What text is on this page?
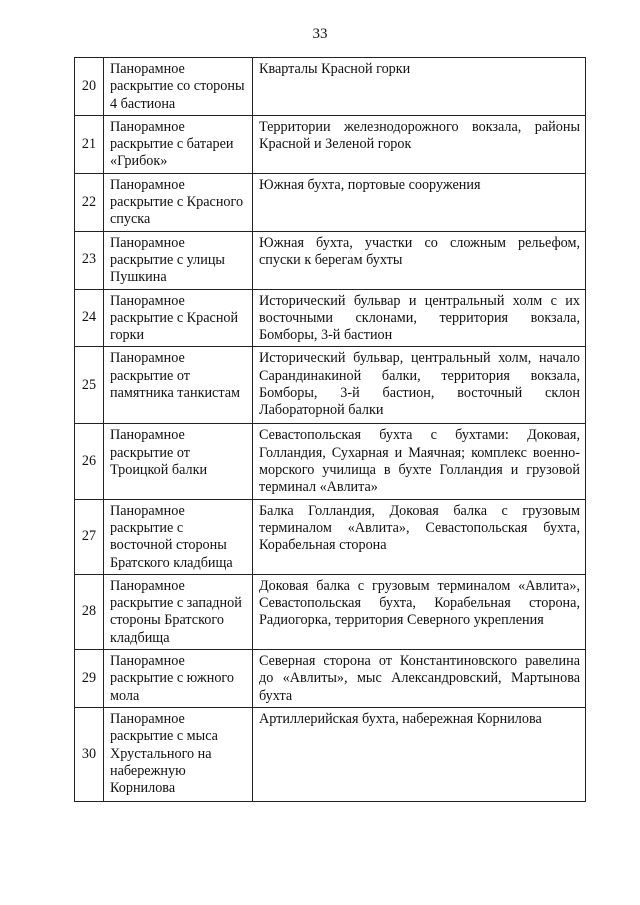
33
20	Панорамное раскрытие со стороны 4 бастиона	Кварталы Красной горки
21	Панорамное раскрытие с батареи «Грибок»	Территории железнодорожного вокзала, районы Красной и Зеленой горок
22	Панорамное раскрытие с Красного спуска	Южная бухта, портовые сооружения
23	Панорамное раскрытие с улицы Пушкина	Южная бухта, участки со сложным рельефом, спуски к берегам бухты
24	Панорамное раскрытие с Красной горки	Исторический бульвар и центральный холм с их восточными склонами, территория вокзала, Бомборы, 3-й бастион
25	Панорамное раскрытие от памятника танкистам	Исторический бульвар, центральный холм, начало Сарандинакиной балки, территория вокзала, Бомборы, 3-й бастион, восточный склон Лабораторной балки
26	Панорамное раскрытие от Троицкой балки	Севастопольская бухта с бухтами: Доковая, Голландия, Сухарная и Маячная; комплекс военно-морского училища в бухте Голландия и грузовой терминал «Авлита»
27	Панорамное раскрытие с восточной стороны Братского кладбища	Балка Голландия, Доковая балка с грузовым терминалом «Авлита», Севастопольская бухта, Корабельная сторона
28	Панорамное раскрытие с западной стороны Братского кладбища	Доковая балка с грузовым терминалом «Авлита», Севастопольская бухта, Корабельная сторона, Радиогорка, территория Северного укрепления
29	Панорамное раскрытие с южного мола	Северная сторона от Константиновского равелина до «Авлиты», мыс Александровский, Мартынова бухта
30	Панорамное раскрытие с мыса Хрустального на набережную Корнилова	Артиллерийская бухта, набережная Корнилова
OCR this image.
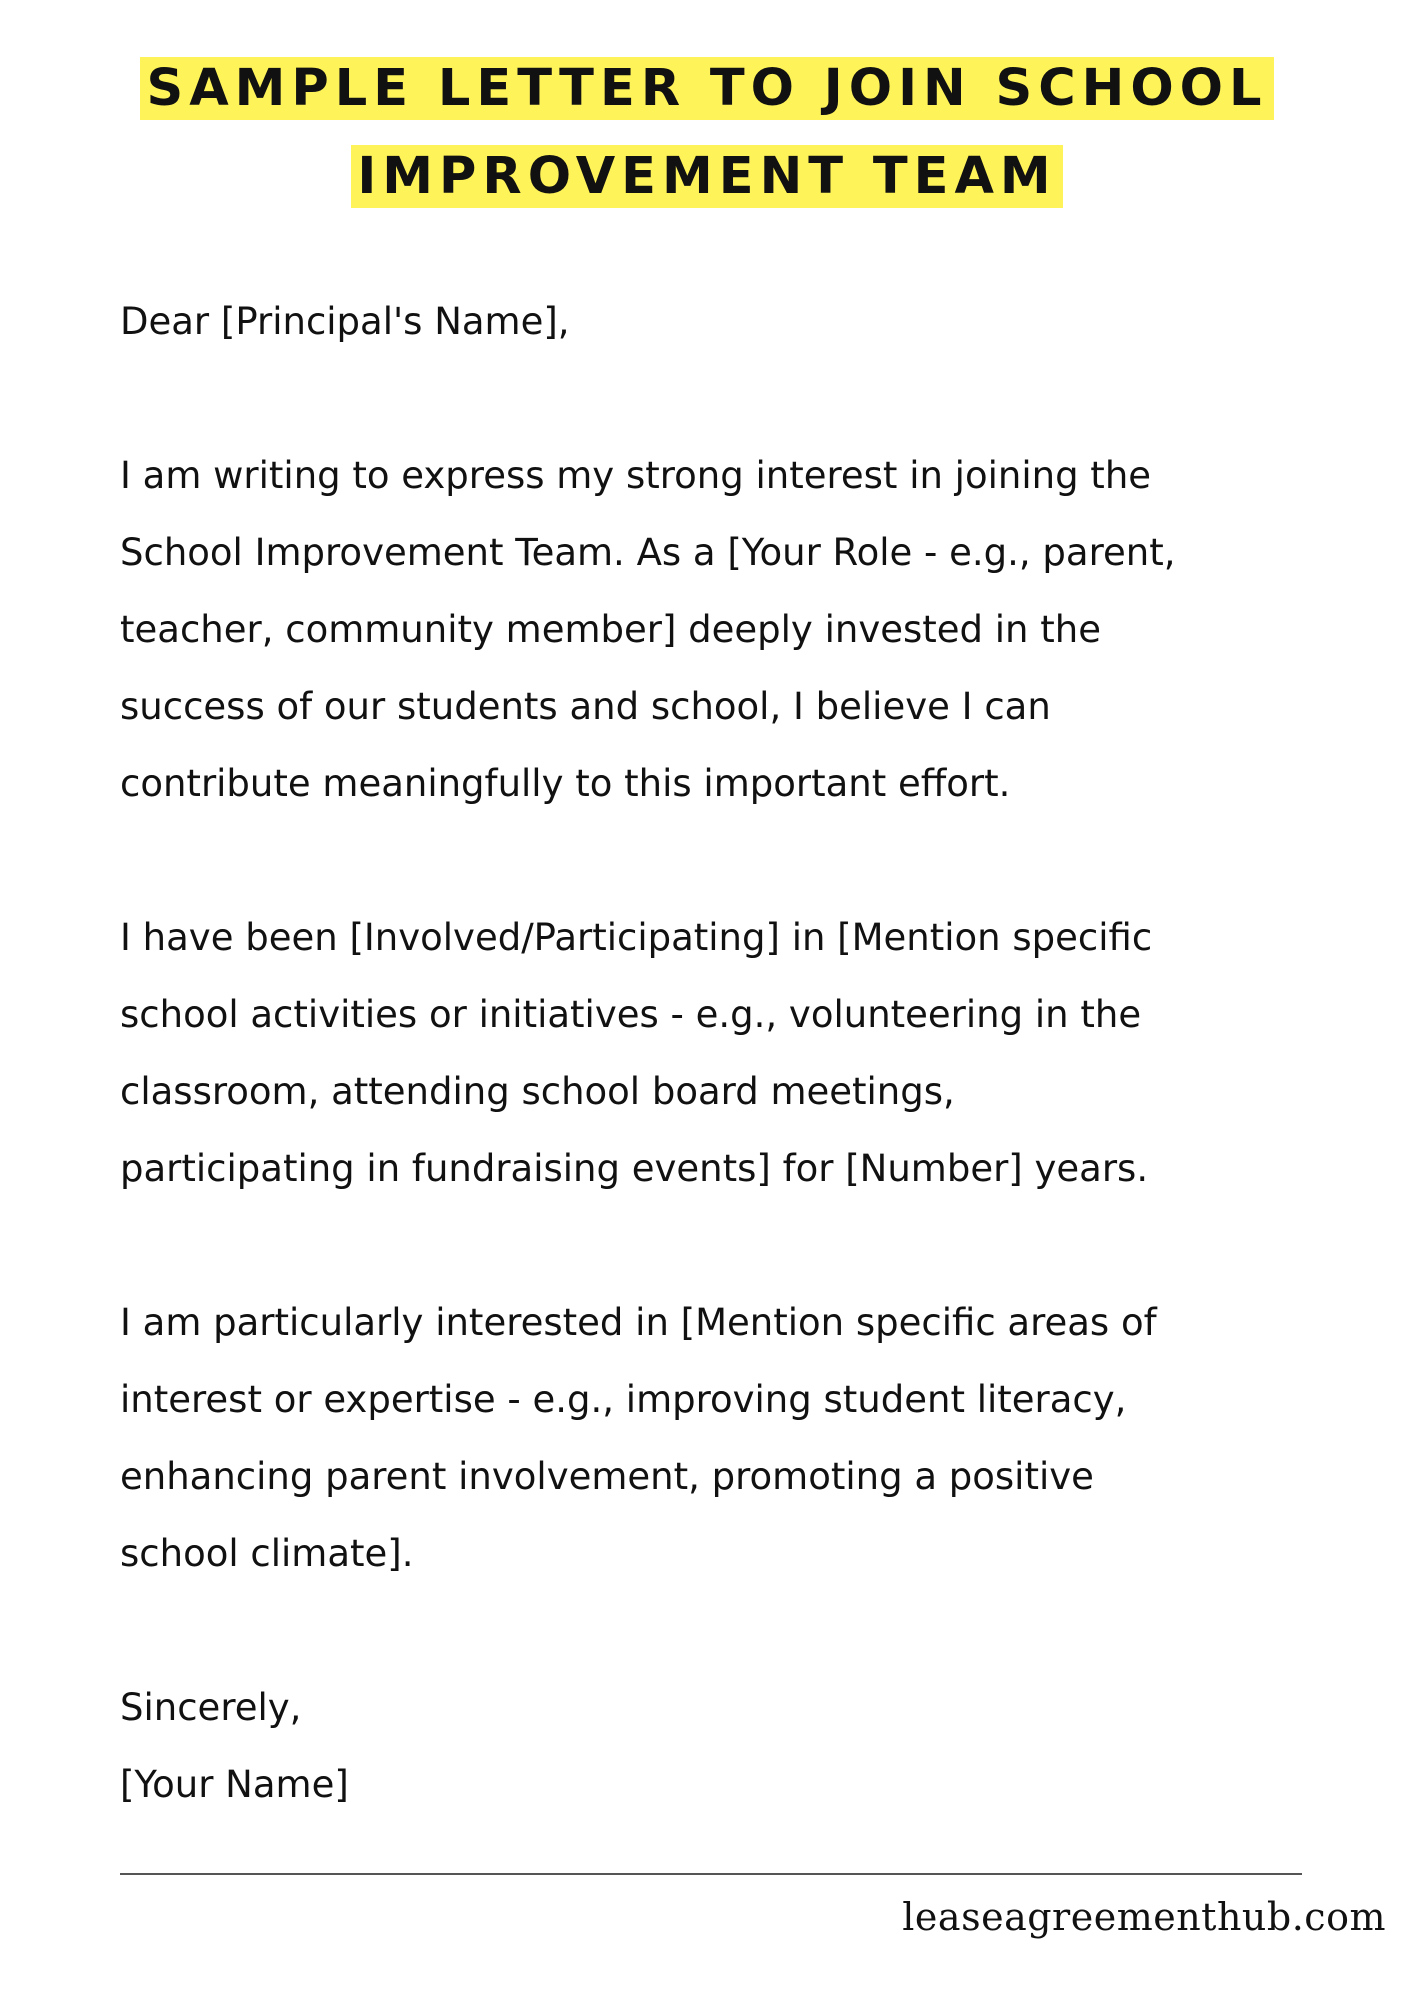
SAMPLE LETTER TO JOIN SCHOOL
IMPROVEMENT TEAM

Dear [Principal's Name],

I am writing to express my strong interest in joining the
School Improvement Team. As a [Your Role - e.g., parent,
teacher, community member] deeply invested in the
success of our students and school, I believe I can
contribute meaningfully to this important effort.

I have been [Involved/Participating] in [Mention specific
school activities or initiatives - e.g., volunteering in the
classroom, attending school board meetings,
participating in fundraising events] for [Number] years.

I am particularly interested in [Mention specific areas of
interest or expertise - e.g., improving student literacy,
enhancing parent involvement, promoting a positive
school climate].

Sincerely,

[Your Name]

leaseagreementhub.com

◆ ◆ ◆ ◆ ◆

## TASK TO CARRY OUT
In the entries above, count each line holding "стороны" and report the total and nothing more.

## OUTPUT
3